## start Dataset excerpts

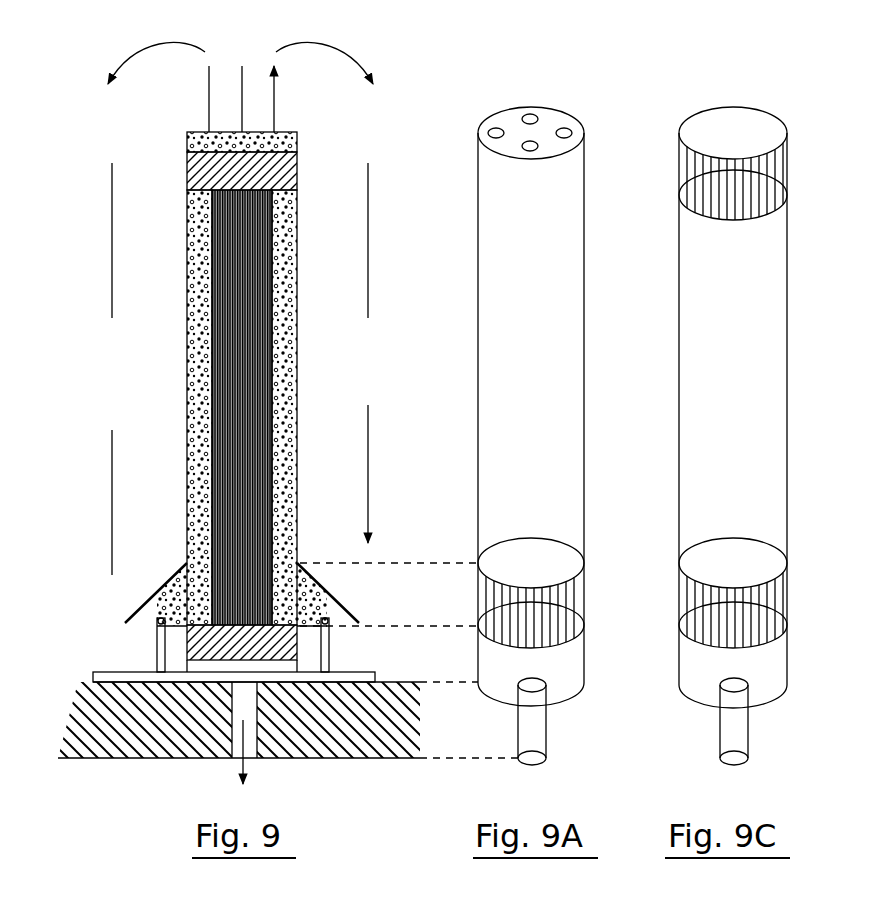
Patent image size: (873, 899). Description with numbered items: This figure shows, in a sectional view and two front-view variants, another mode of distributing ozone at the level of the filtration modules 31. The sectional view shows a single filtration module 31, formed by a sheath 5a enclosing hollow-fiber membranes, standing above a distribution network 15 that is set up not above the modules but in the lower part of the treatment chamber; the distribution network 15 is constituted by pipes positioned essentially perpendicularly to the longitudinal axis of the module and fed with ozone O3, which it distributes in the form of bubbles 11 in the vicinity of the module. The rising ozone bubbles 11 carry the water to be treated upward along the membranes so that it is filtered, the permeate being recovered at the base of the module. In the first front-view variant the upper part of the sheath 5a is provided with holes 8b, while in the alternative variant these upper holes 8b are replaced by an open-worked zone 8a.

In FIG. 9, the ozone bubbles 11 is at (190, 312).
In FIG. 9, the filtration module 31 is at (185, 392).
In FIG. 9, the distribution network 15 is at (152, 634).
In FIG. 9, the ozone O3 is at (92, 677).
In FIG. 9A, the sheath 5a is at (512, 448).
In FIG. 9A, the holes 8b is at (571, 130).
In FIG. 9C, the open-worked zone 8a is at (788, 157).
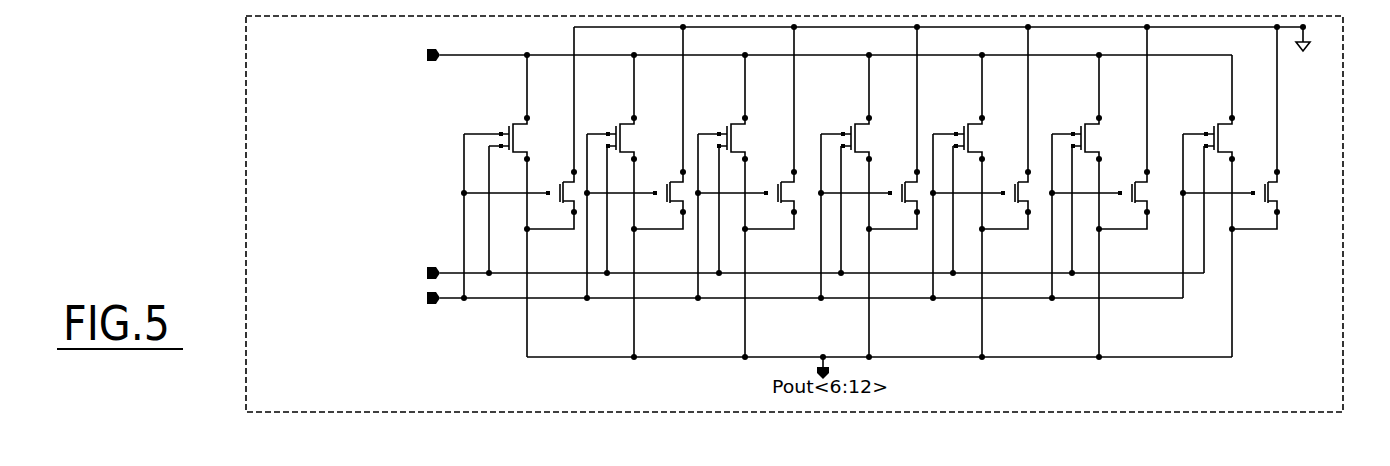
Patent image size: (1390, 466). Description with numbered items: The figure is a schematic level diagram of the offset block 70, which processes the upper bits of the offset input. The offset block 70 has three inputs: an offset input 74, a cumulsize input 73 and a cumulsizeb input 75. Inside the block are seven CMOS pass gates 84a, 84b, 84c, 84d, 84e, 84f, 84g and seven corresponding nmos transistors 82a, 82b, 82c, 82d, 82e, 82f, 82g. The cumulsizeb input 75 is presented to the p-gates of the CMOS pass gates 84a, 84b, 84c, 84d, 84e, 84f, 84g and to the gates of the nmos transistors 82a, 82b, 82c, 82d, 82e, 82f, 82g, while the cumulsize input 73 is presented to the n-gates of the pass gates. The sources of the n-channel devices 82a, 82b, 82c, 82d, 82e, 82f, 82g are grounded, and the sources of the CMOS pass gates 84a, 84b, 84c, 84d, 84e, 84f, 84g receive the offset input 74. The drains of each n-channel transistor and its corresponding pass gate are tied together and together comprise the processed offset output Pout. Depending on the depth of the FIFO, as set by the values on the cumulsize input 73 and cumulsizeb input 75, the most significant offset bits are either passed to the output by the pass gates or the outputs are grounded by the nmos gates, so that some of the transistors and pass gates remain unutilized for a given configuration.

The offset block 70 is at (1344, 110).
The cumulsize input 73 is at (452, 272).
The offset input 74 is at (490, 55).
The cumulsizeb input 75 is at (452, 300).
The nmos transistor 82a is at (574, 172).
The nmos transistor 82b is at (683, 172).
The nmos transistor 82c is at (794, 172).
The nmos transistor 82d is at (917, 172).
The nmos transistor 82e is at (1028, 172).
The nmos transistor 82f is at (1147, 172).
The nmos transistor 82g is at (1277, 172).
The CMOS pass gate 84a is at (513, 124).
The CMOS pass gate 84b is at (620, 124).
The CMOS pass gate 84c is at (731, 124).
The CMOS pass gate 84d is at (855, 124).
The CMOS pass gate 84e is at (968, 124).
The CMOS pass gate 84f is at (1085, 124).
The CMOS pass gate 84g is at (1218, 124).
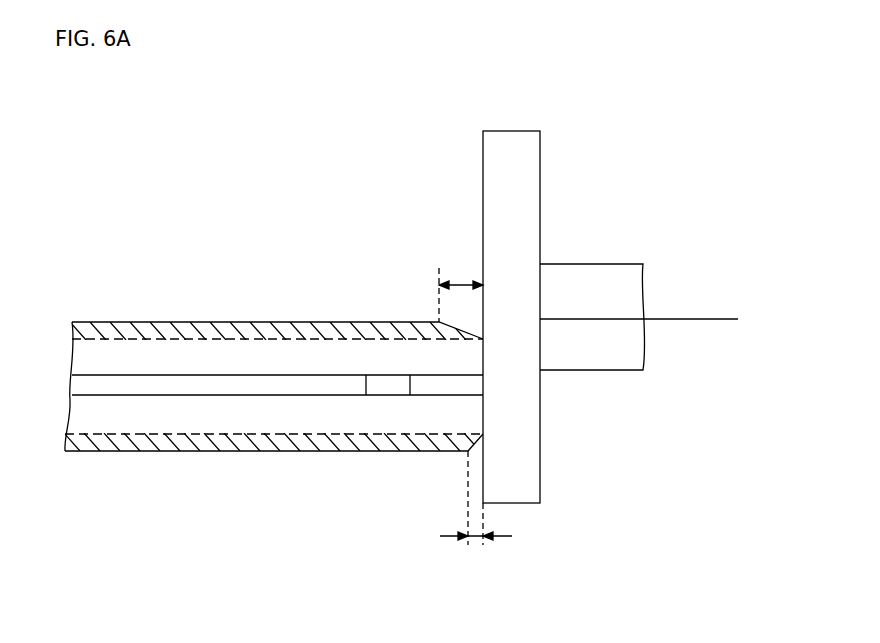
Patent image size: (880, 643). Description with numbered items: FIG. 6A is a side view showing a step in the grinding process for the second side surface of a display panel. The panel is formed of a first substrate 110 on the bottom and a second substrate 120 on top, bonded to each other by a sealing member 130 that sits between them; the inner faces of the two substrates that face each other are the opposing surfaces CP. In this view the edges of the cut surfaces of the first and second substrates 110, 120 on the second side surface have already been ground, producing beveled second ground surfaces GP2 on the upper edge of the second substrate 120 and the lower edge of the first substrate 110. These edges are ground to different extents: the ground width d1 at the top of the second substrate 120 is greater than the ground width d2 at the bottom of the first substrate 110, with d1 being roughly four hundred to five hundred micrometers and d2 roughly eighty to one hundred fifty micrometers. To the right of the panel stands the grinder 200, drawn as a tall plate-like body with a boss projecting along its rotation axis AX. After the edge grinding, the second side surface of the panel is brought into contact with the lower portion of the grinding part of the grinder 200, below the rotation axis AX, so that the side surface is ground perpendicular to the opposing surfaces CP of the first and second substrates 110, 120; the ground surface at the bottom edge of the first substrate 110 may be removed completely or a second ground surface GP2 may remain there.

The first substrate 110 is at (130, 451).
The second substrate 120 is at (133, 322).
The sealing member 130 is at (388, 386).
The grinder 200 is at (598, 185).
The opposing surfaces CP is at (258, 395).
The second ground surface GP2 is at (283, 339).
The ground width d1 is at (461, 292).
The ground width d2 is at (476, 510).
The rotation axis AX is at (639, 306).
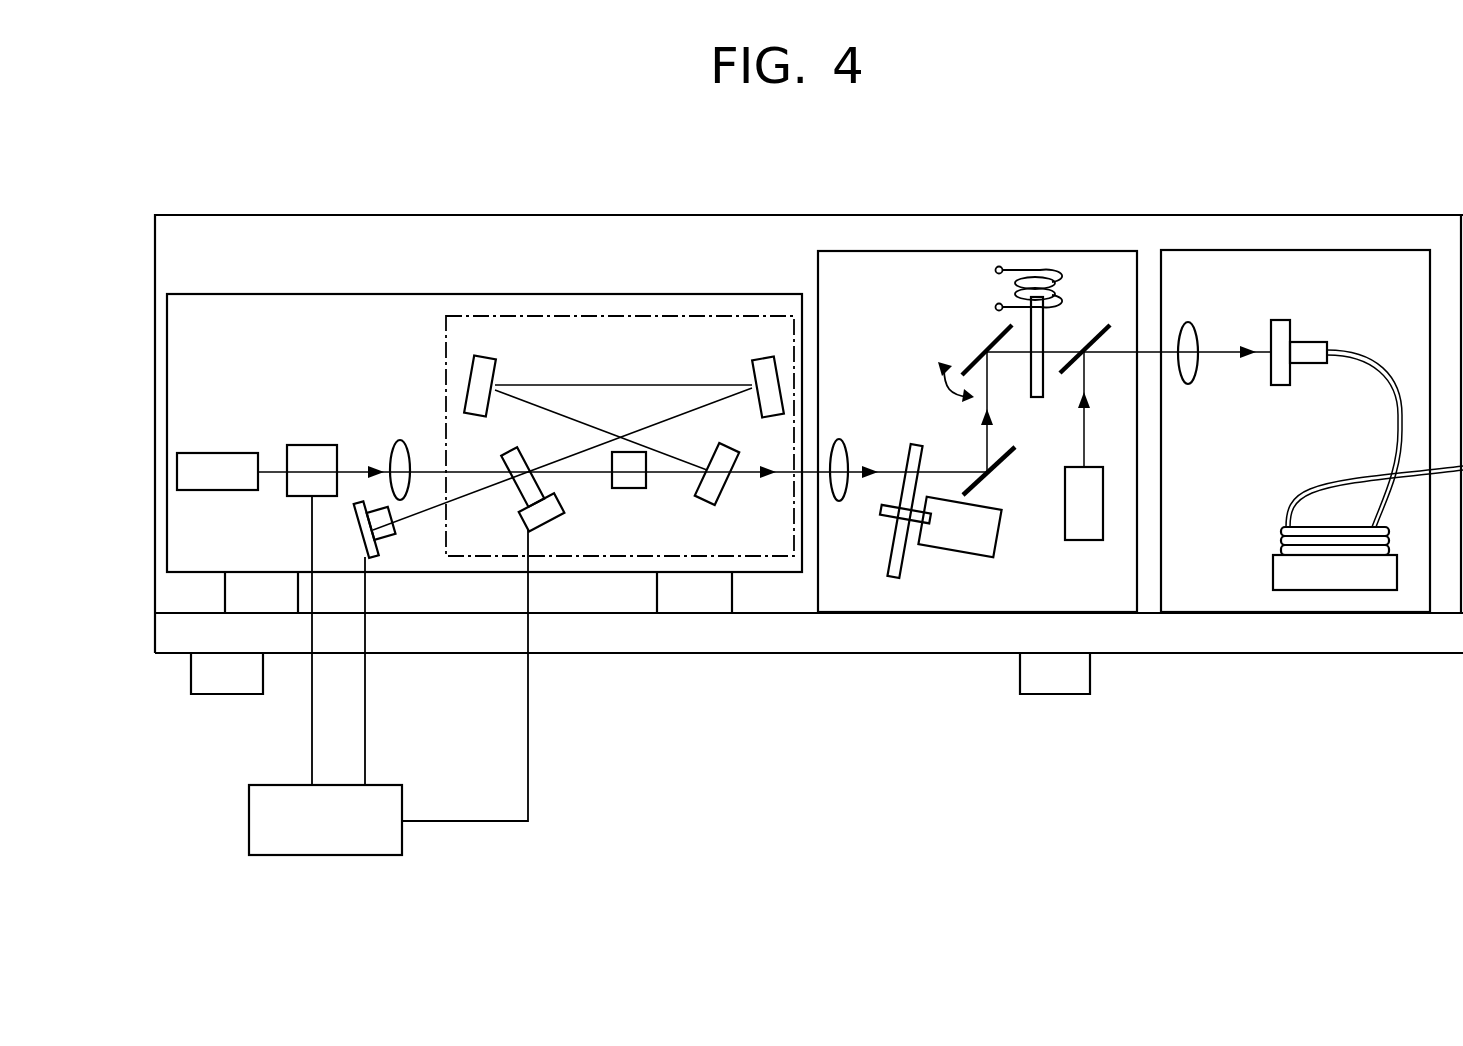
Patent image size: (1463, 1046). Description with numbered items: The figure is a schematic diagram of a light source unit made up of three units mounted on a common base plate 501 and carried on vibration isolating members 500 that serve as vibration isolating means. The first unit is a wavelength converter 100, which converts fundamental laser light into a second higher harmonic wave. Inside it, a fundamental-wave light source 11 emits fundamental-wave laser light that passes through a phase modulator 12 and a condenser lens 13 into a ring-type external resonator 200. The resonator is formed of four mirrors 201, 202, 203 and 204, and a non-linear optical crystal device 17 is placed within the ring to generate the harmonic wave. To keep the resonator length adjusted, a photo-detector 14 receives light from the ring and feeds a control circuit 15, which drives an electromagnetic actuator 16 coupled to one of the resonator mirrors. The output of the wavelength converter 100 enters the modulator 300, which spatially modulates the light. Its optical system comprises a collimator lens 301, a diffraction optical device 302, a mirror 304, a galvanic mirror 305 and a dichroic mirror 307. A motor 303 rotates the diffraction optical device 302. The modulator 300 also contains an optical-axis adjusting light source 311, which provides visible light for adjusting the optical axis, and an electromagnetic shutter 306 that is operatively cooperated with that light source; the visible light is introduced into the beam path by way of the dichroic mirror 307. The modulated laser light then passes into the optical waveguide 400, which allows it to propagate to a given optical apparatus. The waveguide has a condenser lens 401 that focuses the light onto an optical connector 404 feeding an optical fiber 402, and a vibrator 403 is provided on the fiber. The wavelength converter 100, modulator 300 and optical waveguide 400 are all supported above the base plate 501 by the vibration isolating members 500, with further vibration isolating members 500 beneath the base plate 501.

The wavelength converter 100 is at (330, 292).
The ring-type external resonator 200 is at (660, 315).
The modulator 300 is at (957, 250).
The optical waveguide 400 is at (1280, 250).
The fundamental-wave light source 11 is at (213, 452).
The phase modulator 12 is at (310, 445).
The condenser lens 13 is at (403, 438).
The photo-detector 14 is at (388, 539).
The control circuit 15 is at (346, 856).
The electromagnetic actuator 16 is at (542, 520).
The non-linear optical crystal device 17 is at (632, 490).
The mirror 201 is at (498, 463).
The mirror 202 is at (725, 490).
The mirror 203 is at (483, 358).
The mirror 204 is at (766, 359).
The collimator lens 301 is at (847, 457).
The diffraction optical device 302 is at (893, 541).
The motor 303 is at (955, 556).
The mirror 304 is at (998, 460).
The galvanic mirror 305 is at (990, 340).
The electromagnetic shutter 306 is at (1060, 278).
The dichroic mirror 307 is at (1065, 372).
The optical-axis adjusting light source 311 is at (1080, 541).
The condenser lens 401 is at (1195, 332).
The optical fiber 402 is at (1375, 365).
The vibrator 403 is at (1273, 579).
The optical connector 404 is at (1308, 340).
The vibration isolating members 500 is at (226, 695).
The base plate 501 is at (1325, 638).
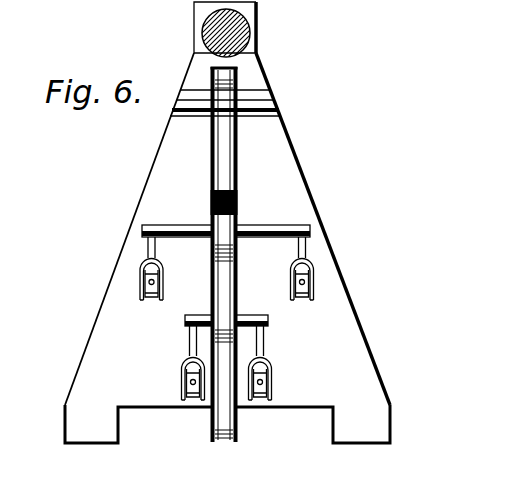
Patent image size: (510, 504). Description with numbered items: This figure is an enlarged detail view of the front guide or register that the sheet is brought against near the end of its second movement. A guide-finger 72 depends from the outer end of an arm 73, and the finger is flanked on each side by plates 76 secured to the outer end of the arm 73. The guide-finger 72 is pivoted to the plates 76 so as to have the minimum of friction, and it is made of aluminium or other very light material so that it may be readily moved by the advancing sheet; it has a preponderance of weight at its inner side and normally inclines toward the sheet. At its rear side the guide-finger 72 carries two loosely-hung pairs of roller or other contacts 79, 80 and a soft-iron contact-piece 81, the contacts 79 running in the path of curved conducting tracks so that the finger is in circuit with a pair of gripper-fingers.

The guide-finger 72 is at (237, 281).
The arm 73 is at (250, 35).
The plates 76 is at (158, 162).
The roller contacts 79 is at (140, 282).
The roller contacts 80 is at (182, 381).
The soft-iron contact-piece 81 is at (238, 186).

## end Dataset excerpts

Copy out the lines of the listing above, from the line containing "Patent image size: (880, 643)." through the line containing "The rotation axis AX is at (639, 306).", with both of those lines included.

=== Output for this task ===
Patent image size: (880, 643). Description with numbered items: FIG. 6A is a side view showing a step in the grinding process for the second side surface of a display panel. The panel is formed of a first substrate 110 on the bottom and a second substrate 120 on top, bonded to each other by a sealing member 130 that sits between them; the inner faces of the two substrates that face each other are the opposing surfaces CP. In this view the edges of the cut surfaces of the first and second substrates 110, 120 on the second side surface have already been ground, producing beveled second ground surfaces GP2 on the upper edge of the second substrate 120 and the lower edge of the first substrate 110. These edges are ground to different extents: the ground width d1 at the top of the second substrate 120 is greater than the ground width d2 at the bottom of the first substrate 110, with d1 being roughly four hundred to five hundred micrometers and d2 roughly eighty to one hundred fifty micrometers. To the right of the panel stands the grinder 200, drawn as a tall plate-like body with a boss projecting along its rotation axis AX. After the edge grinding, the second side surface of the panel is brought into contact with the lower portion of the grinding part of the grinder 200, below the rotation axis AX, so that the side surface is ground perpendicular to the opposing surfaces CP of the first and second substrates 110, 120; the ground surface at the bottom edge of the first substrate 110 may be removed completely or a second ground surface GP2 may remain there.

The first substrate 110 is at (130, 451).
The second substrate 120 is at (133, 322).
The sealing member 130 is at (388, 386).
The grinder 200 is at (598, 185).
The opposing surfaces CP is at (258, 395).
The second ground surface GP2 is at (283, 339).
The ground width d1 is at (461, 292).
The ground width d2 is at (476, 510).
The rotation axis AX is at (639, 306).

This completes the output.